#### [Your goal]
In the entries below, find the lines with the word "Yankee" and copy them.

#### [Rows]
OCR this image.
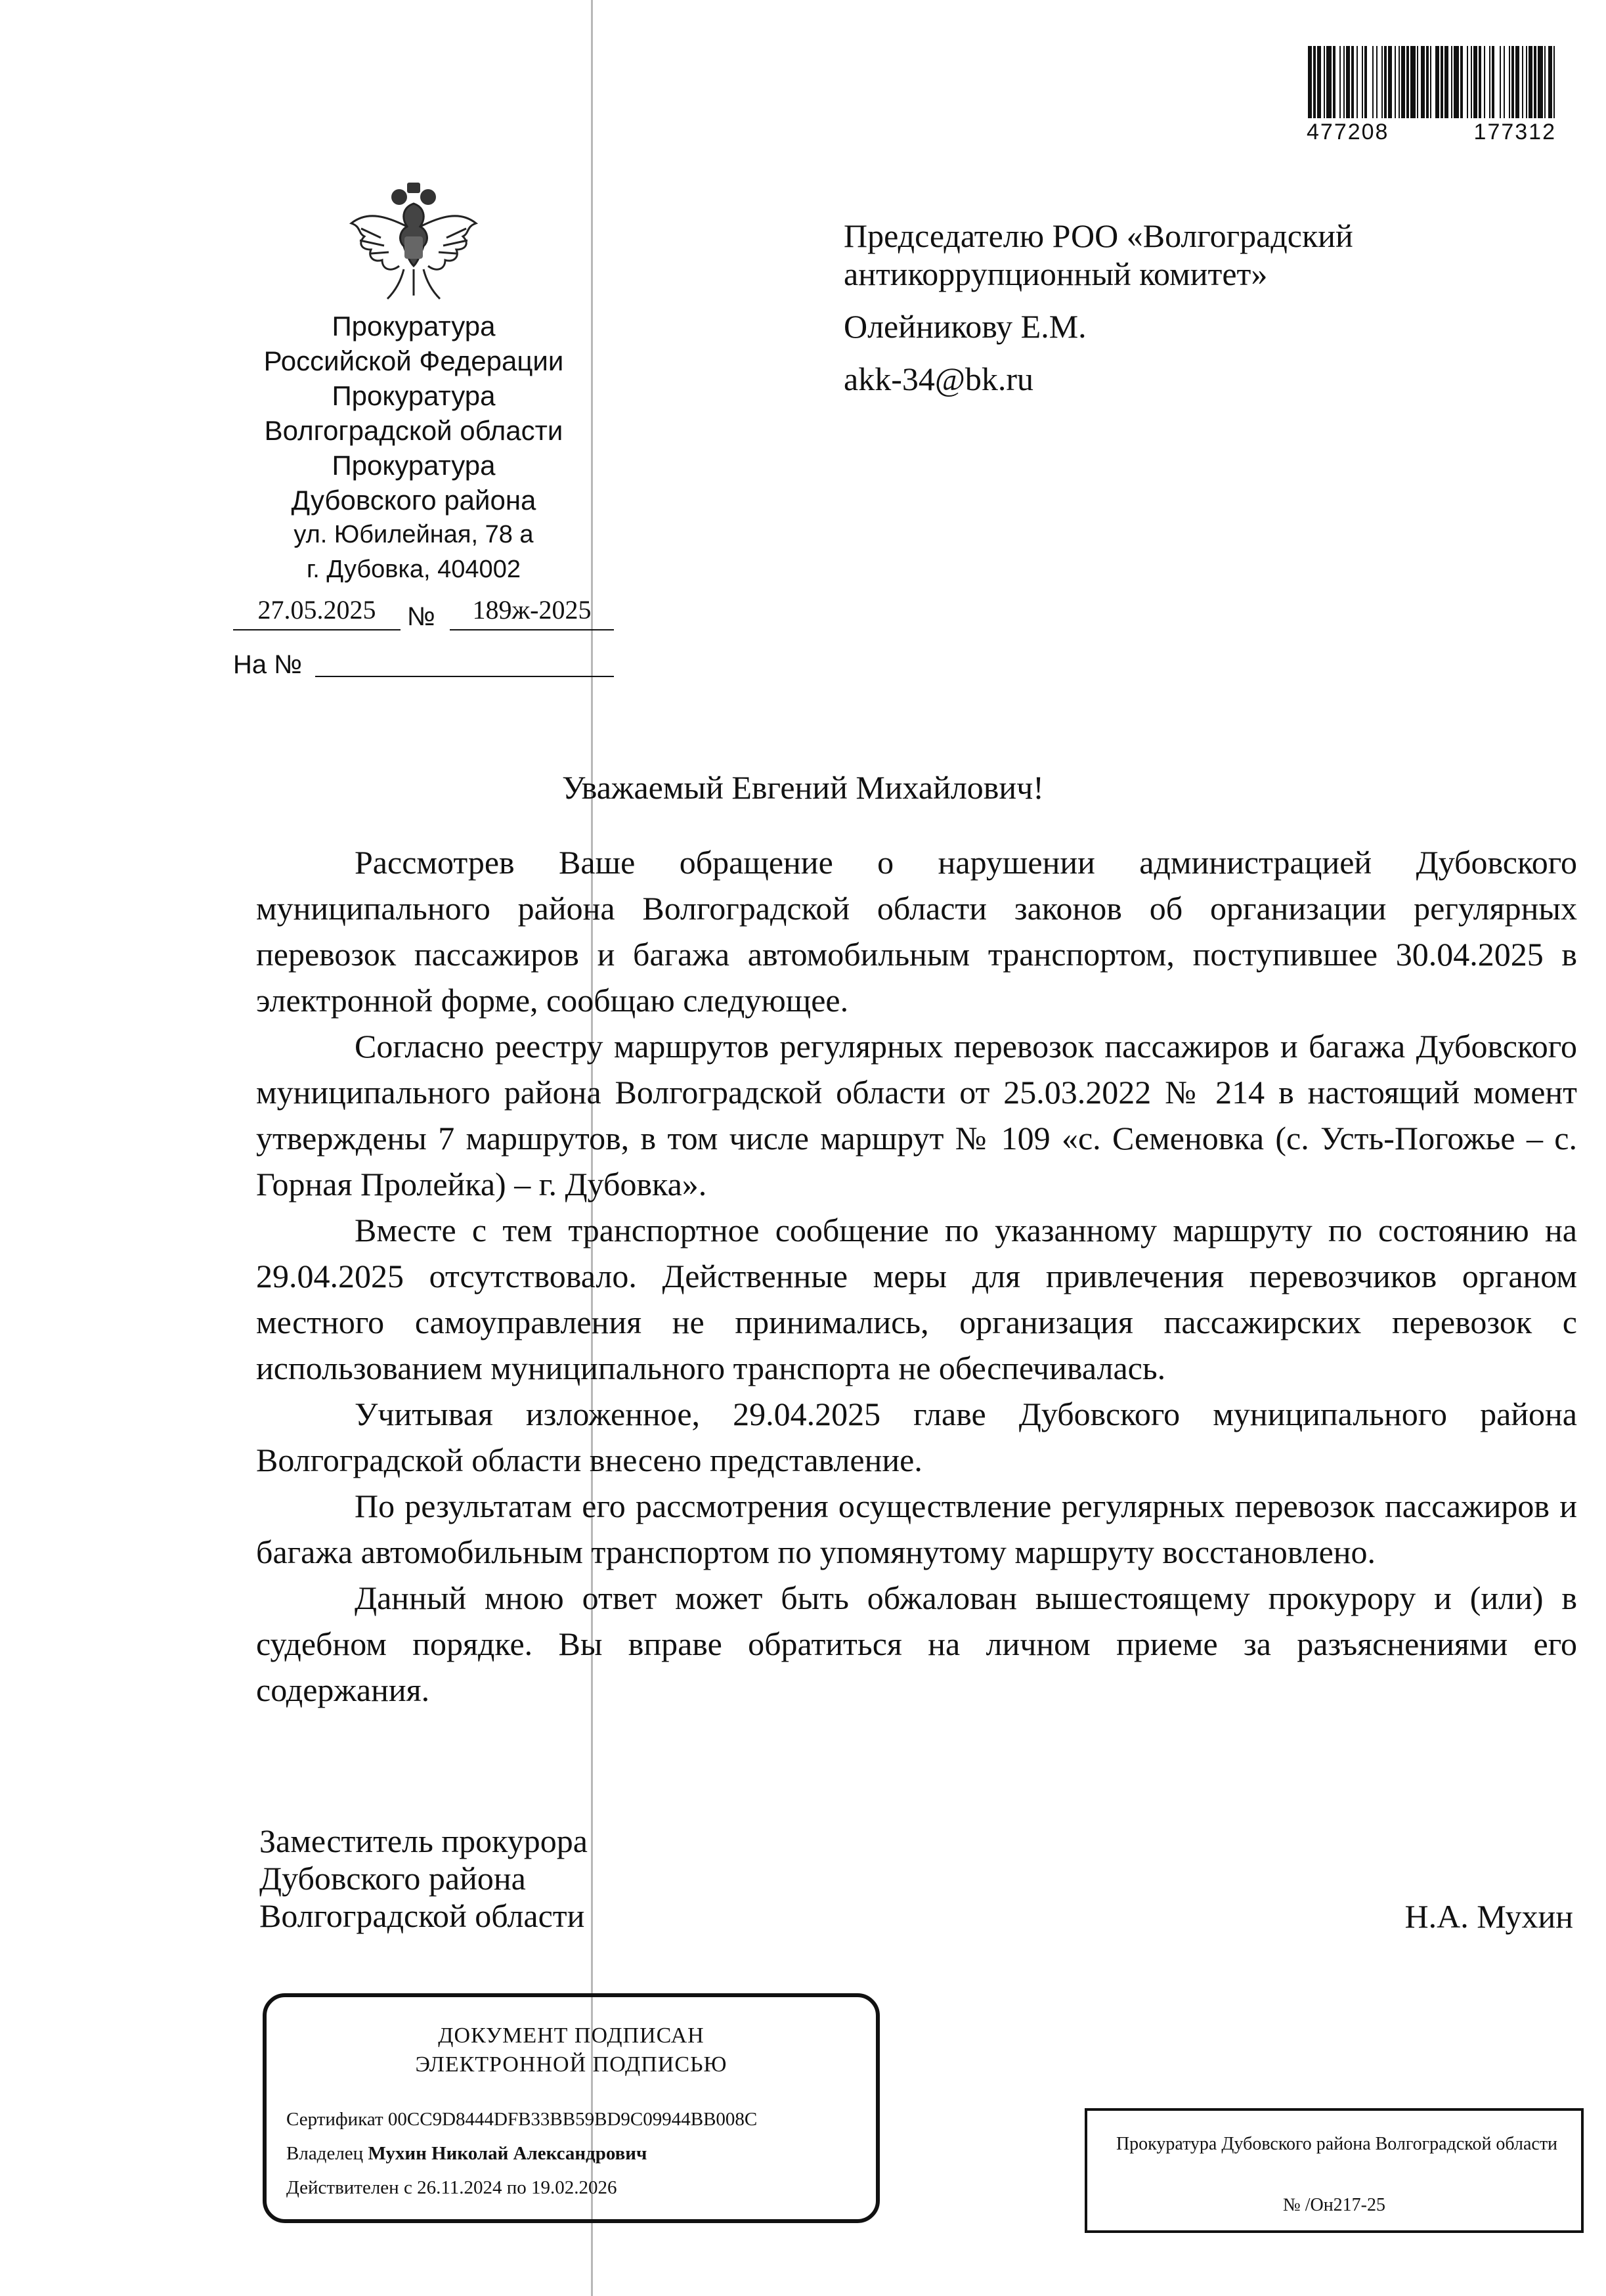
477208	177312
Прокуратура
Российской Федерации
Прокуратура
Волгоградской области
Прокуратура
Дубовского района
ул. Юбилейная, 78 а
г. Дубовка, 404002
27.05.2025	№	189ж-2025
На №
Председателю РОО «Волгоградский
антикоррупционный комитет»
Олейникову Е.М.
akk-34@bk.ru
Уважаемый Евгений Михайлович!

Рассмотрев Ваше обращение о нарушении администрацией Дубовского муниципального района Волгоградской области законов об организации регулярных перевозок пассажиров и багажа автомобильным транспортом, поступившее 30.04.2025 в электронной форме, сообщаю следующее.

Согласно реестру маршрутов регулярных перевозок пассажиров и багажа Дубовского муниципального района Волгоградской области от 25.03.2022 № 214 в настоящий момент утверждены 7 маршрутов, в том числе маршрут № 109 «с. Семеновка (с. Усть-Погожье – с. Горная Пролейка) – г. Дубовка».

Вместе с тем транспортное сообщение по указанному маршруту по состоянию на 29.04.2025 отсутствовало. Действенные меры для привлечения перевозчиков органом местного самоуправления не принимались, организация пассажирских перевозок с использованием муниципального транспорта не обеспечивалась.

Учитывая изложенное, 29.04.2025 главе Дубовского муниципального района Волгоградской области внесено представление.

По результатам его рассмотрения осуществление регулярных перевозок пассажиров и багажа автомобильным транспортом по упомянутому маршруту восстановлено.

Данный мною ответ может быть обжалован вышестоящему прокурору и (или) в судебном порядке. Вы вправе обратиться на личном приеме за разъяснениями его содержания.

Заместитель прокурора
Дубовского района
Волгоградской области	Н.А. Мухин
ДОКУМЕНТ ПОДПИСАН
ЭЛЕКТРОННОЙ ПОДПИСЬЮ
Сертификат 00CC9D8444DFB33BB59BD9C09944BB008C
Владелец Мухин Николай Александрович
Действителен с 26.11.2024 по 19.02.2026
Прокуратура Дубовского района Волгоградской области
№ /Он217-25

...

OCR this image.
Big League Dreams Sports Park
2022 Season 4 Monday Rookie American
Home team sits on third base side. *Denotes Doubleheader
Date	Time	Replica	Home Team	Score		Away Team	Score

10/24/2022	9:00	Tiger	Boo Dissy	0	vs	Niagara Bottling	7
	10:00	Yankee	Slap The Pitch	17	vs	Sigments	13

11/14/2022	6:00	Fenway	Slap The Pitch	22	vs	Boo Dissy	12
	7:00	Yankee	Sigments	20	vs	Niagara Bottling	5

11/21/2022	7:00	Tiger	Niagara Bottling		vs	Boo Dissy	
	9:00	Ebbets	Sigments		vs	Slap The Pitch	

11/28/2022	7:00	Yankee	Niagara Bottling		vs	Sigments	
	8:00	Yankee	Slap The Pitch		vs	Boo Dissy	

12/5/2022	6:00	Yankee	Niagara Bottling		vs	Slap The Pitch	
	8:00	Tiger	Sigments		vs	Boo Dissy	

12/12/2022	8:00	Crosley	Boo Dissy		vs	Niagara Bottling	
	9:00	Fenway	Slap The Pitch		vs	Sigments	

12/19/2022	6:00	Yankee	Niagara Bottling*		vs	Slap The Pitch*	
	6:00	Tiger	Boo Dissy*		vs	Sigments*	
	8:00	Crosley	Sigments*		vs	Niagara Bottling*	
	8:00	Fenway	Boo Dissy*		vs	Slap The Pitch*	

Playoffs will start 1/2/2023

#### [Solution below]
	10:00	Yankee	Slap The Pitch	17	vs	Sigments	13
	7:00	Yankee	Sigments	20	vs	Niagara Bottling	5
11/28/2022	7:00	Yankee	Niagara Bottling		vs	Sigments	
	8:00	Yankee	Slap The Pitch		vs	Boo Dissy	
12/5/2022	6:00	Yankee	Niagara Bottling		vs	Slap The Pitch	
12/19/2022	6:00	Yankee	Niagara Bottling*		vs	Slap The Pitch*	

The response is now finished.